Short exercise 1: Reproduce a passage of the go-around training text word for word, beginning at the words "SKYbrary contains a" and stopping after "improve go-around safety.".
Short exercise 2: Write out every line of the records below precisely as they appear, omitting the pictures.

# START OF Text segment

SKYbrary contains a broad-range of articles, references and further reading to assist airlines, air traffic control organisations, aircraft manufacturers and regulatory authorities with ideas for improving go-around training (see all the links below). Specifically, being able to tailor training to match operational scenarios that carry the most risk: in the spirit of an Advanced Training Qualification Programme (ATQP) if you like!

These three SKYbrary portals are useful starting points:

This article briefly discusses the training opportunities that exist for training pilots, what go-around training is typically undertaken and what changes could be made to improve go-around safety.

Training Opportunities for Pilots

Pilot training, from ab-initio, through type-rating, recurrent and upgrade, is strictly detailed, to ensure that regulatory requirements are met and conditions of the Pilot’s Licence are maintained. This does not mean that pilot training is guaranteed to cover go-around safety in the most effective manner.

Early Training

During the early stages of training, and particularly during type-rating training, go-arounds are a prominent skill that is taught, learnt and practiced. Primarily this training is to familiarise the pilot with the procedures for go-around and the consequential pitch, power and performance management. For example a pilot may conduct 4 go-arounds covering the normal situation (all engines working and go-around at DH) and high energy, balked landing and windshear cases [1]. This training will typically be conducted in a Full Flight Simulator (FFS). However, FFS utilisation is expensive and pilots, at all stages of training, have many other training demands; therefore, there can be limited opportunities to fully explore realistic go-around scenarios. Courses using Zero Flight Time Training (ZFTT) may present more opportunities in the FFS, but this time is not guaranteed to be used for go-around training. During Low Visibility Operations (LVO) training the emphasis on go-arounds tends to be on loss of references and degradation of auto-pilot and auto-throttles.

Ultimately, all early training tends to be aimed at “qualification” and the scenarios that will be required during line and recurrent training once the pilot is “working”. Therefore, opportunities for realistic go-around training from representative scenarios are not necessarily available, or used.

# END OF Text segment
# START OF Records for this exercise

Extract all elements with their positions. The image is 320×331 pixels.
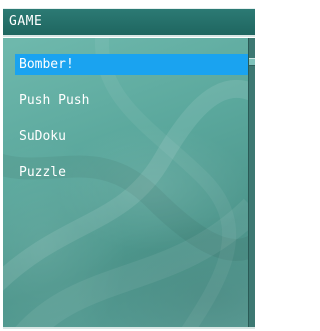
list-item-puzzle[interactable]: Puzzle — [15, 162, 248, 183]
list-item-sudoku[interactable]: SuDoku — [15, 126, 248, 147]
list-item-push-push[interactable]: Push Push — [15, 90, 248, 111]
game-menu-window: GAME Bomber! Push Push SuDoku Puzzle — [0, 0, 260, 331]
scroll-thumb[interactable] — [249, 58, 255, 66]
window-title: GAME — [3, 8, 255, 37]
list-item-bomber[interactable]: Bomber! — [15, 54, 248, 75]
vertical-scrollbar[interactable] — [248, 38, 255, 327]
game-list-panel: Bomber! Push Push SuDoku Puzzle — [3, 38, 255, 327]
game-list: Bomber! Push Push SuDoku Puzzle — [15, 54, 248, 198]
bottom-border — [3, 327, 255, 329]
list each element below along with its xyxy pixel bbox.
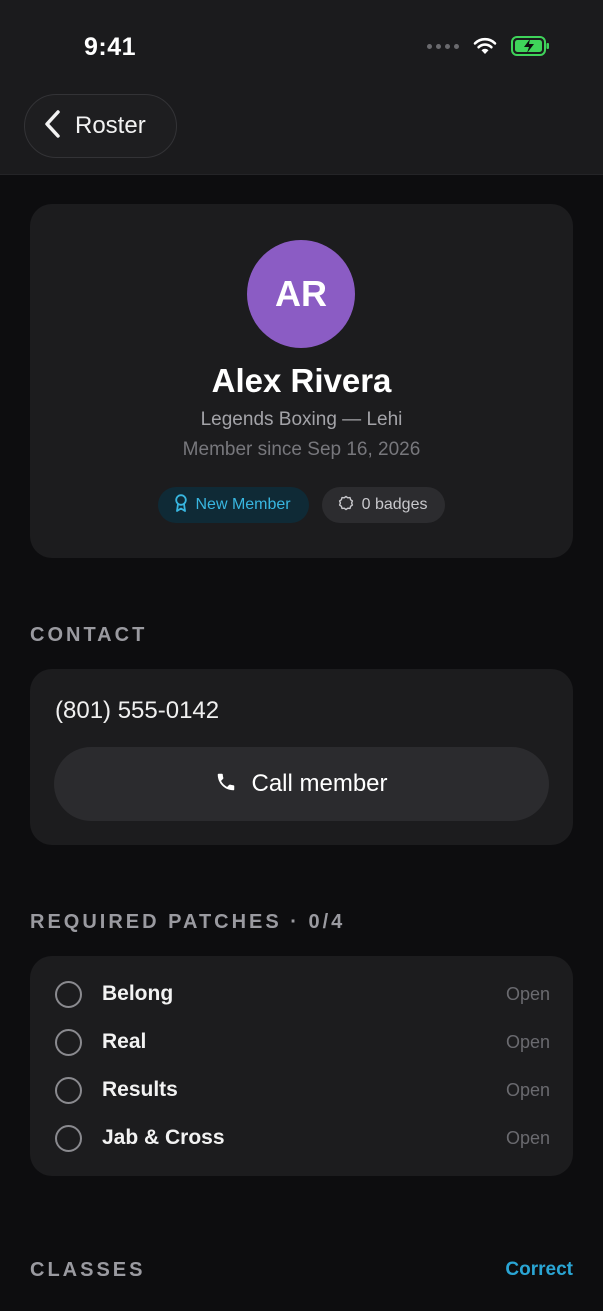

# END OF Records for this exercise

Worked answer 1:
SKYbrary contains a broad-range of articles, references and further reading to assist airlines, air traffic control organisations, aircraft manufacturers and regulatory authorities with ideas for improving go-around training (see all the links below). Specifically, being able to tailor training to match operational scenarios that carry the most risk: in the spirit of an Advanced Training Qualification Programme (ATQP) if you like!

These three SKYbrary portals are useful starting points:

This article briefly discusses the training opportunities that exist for training pilots, what go-around training is typically undertaken and what changes could be made to improve go-around safety.

Worked answer 2:
Extract all elements with their positions. The image is 320×331 pixels.
list-item-puzzle[interactable]: Puzzle — [15, 162, 248, 183]
list-item-sudoku[interactable]: SuDoku — [15, 126, 248, 147]
list-item-push-push[interactable]: Push Push — [15, 90, 248, 111]
game-menu-window: GAME Bomber! Push Push SuDoku Puzzle — [0, 0, 260, 331]
scroll-thumb[interactable] — [249, 58, 255, 66]
window-title: GAME — [3, 8, 255, 37]
list-item-bomber[interactable]: Bomber! — [15, 54, 248, 75]
vertical-scrollbar[interactable] — [248, 38, 255, 327]
game-list-panel: Bomber! Push Push SuDoku Puzzle — [3, 38, 255, 327]
game-list: Bomber! Push Push SuDoku Puzzle — [15, 54, 248, 198]
bottom-border — [3, 327, 255, 329]
list each element below along with its xyxy pixel bbox.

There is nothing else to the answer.